◆ **OBJECTIVE**
Report how many lines of the entries below contain the word "transactions", and nothing more.

>>>

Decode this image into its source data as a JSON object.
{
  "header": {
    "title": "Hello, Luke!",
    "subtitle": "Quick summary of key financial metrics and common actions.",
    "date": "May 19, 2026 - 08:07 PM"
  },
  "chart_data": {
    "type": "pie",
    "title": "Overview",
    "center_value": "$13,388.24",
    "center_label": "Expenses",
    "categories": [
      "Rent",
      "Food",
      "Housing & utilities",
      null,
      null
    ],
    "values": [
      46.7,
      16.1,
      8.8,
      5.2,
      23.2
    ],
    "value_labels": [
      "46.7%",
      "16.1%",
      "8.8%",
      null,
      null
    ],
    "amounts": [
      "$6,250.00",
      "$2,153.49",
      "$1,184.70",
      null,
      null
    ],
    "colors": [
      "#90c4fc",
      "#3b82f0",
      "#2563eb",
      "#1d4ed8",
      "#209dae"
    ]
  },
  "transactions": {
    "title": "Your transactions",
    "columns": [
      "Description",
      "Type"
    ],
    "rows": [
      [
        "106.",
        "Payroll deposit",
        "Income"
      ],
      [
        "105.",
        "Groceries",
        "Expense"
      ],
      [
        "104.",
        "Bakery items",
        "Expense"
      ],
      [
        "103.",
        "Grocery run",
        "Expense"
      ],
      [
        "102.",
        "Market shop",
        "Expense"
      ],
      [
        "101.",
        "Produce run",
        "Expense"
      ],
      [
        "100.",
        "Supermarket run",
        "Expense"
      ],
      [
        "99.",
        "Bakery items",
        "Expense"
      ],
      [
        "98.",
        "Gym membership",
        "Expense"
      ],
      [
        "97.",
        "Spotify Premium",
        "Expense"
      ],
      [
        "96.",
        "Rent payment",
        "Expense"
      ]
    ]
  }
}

<<<

◆ **FULL OUTPUT**
2